Work to be completed.
How many lines of the records hold the string "включая"? Reply with the number alone.

[Start of Rows]

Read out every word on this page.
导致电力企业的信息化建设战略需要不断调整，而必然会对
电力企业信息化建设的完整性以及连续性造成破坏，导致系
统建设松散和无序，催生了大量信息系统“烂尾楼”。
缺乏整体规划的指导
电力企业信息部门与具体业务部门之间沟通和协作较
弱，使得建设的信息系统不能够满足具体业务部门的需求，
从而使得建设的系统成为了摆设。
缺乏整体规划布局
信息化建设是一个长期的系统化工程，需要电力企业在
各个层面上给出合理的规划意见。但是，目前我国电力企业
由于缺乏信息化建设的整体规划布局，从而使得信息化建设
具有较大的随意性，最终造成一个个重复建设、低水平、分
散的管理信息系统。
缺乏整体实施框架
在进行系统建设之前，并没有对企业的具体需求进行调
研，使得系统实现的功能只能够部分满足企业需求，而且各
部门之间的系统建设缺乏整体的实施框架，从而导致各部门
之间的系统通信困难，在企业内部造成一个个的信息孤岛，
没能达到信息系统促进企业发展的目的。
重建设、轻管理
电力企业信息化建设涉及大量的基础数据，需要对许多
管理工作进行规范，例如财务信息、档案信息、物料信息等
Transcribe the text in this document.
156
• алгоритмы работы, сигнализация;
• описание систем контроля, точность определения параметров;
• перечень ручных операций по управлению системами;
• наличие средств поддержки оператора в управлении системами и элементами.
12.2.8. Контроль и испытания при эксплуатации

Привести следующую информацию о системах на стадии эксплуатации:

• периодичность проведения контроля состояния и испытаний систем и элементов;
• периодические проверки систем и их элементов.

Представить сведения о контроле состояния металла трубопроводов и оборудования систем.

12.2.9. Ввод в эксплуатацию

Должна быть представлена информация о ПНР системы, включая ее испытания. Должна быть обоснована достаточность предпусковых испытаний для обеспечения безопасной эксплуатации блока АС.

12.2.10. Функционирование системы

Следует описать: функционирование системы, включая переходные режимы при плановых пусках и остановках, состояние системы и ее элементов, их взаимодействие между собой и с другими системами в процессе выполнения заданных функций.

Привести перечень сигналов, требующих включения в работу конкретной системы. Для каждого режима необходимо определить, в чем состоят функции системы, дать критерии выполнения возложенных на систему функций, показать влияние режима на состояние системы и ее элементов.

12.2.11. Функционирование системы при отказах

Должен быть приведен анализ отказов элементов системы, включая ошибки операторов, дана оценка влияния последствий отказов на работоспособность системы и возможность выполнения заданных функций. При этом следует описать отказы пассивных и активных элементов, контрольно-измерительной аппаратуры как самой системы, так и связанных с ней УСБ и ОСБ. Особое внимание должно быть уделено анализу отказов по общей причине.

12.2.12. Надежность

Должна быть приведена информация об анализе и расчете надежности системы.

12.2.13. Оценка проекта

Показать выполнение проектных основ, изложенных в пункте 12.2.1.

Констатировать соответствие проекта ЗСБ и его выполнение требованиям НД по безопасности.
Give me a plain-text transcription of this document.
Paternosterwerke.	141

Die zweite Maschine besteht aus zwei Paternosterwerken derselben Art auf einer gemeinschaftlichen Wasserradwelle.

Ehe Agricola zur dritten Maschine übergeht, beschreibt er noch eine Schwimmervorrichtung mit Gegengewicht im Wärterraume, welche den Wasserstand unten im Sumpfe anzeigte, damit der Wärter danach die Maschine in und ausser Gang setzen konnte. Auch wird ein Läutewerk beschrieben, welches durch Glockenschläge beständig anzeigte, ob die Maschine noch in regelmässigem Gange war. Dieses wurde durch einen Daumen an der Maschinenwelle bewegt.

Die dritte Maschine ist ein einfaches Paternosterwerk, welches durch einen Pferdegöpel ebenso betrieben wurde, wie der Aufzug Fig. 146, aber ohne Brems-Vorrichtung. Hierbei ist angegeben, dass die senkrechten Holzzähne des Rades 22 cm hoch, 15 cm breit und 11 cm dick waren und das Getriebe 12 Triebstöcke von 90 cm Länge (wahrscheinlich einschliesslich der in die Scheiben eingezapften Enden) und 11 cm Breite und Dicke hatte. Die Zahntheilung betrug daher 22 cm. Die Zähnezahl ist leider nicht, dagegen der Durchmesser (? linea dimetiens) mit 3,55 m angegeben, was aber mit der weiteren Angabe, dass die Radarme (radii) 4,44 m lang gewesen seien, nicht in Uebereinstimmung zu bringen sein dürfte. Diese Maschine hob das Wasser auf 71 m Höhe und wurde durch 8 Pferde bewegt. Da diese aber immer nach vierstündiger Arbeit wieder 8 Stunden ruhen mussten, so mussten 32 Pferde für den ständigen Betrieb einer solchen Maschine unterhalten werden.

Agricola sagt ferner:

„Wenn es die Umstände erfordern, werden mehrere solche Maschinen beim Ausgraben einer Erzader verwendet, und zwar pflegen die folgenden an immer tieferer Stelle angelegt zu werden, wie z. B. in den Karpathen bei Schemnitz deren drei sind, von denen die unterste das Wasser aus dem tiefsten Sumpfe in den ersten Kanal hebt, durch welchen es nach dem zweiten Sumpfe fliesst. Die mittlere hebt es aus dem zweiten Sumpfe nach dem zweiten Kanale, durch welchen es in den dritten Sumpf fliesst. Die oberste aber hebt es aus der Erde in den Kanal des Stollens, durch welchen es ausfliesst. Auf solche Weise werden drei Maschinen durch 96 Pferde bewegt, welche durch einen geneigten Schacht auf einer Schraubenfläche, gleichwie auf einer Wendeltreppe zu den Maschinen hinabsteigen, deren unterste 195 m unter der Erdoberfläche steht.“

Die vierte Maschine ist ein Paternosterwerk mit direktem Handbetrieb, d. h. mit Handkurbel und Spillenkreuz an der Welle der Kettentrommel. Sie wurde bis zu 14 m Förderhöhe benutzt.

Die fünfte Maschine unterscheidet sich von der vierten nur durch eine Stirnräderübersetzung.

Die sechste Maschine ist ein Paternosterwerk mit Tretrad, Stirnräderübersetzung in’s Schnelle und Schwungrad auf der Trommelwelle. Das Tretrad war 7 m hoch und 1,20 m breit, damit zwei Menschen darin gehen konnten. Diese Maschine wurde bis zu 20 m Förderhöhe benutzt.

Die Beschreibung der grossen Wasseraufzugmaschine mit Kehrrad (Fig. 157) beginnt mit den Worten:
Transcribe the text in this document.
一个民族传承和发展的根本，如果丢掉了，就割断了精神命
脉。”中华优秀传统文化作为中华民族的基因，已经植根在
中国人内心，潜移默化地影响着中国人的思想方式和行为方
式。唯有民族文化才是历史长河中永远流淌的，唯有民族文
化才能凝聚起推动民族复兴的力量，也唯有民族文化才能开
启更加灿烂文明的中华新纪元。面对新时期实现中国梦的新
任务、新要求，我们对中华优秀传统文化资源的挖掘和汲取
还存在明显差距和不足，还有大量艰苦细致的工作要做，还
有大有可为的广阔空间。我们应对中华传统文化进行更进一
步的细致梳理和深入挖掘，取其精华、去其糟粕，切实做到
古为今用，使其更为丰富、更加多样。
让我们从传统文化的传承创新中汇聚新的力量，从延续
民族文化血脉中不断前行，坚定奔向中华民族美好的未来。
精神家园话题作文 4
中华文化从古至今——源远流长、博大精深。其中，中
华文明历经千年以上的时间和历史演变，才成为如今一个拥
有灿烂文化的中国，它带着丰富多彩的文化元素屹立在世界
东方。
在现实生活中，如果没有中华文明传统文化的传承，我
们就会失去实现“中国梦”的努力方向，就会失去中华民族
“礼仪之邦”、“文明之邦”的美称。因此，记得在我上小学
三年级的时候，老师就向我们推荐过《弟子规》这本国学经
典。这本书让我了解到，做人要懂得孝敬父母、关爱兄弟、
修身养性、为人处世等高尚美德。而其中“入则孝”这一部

[End of Rows]

Result for this task.
3